Find the word "Джонні" in the records below. List each line containing it.

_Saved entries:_
++++

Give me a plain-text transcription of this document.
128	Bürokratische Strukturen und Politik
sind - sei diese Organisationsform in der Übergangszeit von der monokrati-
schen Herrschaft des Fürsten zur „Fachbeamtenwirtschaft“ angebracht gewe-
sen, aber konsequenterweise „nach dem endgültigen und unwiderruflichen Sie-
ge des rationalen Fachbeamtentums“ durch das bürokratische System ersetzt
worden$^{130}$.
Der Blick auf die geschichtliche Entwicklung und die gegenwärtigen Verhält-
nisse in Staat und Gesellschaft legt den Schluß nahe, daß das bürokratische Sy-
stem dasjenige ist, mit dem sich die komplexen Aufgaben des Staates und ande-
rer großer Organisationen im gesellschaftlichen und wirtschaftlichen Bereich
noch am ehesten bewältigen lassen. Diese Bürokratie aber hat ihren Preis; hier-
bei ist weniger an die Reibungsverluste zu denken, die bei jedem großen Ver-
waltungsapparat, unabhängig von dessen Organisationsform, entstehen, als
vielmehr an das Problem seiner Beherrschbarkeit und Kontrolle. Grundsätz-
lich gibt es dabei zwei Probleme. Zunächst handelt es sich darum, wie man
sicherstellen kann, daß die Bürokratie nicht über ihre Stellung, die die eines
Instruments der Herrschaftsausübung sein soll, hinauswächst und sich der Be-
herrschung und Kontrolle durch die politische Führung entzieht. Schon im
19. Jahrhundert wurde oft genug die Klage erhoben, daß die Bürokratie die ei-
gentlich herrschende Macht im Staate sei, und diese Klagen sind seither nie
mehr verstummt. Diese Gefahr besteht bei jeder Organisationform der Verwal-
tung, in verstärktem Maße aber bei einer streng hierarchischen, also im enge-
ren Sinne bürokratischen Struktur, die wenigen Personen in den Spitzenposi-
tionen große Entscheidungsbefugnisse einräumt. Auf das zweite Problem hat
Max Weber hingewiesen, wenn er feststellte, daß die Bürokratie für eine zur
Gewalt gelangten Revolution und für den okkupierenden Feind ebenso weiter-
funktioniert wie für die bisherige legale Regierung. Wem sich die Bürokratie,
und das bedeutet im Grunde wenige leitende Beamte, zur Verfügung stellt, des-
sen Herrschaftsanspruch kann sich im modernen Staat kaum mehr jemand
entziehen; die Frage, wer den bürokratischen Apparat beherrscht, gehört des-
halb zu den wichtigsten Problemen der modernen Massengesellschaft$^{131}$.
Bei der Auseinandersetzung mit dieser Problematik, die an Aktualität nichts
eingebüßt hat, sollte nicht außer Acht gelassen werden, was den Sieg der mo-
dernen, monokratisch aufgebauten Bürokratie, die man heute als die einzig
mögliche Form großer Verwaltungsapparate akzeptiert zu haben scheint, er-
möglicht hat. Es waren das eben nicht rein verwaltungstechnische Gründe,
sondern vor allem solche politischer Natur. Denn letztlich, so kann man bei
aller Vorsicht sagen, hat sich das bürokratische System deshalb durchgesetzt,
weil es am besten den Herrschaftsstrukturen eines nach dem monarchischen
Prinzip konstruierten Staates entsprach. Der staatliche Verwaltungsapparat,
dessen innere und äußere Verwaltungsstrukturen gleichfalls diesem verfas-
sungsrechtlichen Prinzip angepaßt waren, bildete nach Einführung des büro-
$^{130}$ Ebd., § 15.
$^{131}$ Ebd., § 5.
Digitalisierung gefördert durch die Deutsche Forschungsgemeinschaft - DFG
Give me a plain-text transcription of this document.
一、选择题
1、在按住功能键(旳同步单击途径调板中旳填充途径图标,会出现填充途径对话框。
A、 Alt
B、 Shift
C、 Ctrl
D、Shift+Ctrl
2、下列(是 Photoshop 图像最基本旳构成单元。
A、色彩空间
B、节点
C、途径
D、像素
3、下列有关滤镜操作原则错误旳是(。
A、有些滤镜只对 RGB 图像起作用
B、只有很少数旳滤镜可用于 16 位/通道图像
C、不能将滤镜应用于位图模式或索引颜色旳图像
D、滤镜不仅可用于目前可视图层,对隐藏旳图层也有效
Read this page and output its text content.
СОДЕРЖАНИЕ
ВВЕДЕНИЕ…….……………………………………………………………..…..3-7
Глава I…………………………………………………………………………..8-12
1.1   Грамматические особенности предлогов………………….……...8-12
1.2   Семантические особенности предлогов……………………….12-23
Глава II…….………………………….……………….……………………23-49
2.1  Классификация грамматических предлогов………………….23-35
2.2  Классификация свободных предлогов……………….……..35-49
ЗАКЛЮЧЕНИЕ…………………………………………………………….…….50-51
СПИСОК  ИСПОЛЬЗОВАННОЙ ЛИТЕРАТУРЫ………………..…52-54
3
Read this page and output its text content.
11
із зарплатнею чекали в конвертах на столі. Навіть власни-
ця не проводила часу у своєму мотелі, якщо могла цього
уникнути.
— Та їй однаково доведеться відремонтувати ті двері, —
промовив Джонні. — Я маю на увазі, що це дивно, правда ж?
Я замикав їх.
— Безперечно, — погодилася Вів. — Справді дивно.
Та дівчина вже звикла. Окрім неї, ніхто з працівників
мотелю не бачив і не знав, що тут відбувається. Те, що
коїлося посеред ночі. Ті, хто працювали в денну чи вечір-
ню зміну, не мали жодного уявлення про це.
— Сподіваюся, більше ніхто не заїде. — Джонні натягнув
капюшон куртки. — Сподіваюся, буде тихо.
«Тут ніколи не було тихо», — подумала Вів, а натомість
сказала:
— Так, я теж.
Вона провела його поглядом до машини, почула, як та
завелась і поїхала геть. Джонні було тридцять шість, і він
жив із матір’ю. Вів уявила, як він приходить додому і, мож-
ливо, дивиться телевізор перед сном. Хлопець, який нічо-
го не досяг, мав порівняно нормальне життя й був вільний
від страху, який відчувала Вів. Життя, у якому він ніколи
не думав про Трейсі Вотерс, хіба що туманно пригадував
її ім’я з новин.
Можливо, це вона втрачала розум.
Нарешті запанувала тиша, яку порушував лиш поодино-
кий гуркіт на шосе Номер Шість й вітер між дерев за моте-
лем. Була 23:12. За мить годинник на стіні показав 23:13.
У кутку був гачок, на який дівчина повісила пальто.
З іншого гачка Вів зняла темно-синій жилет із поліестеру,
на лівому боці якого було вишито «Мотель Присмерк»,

++++

_CORRECT OUTPUT:_
промовив Джонні. — Я маю на увазі, що це дивно, правда ж?
— Сподіваюся, більше ніхто не заїде. — Джонні натягнув
завелась і поїхала геть. Джонні було тридцять шість, і він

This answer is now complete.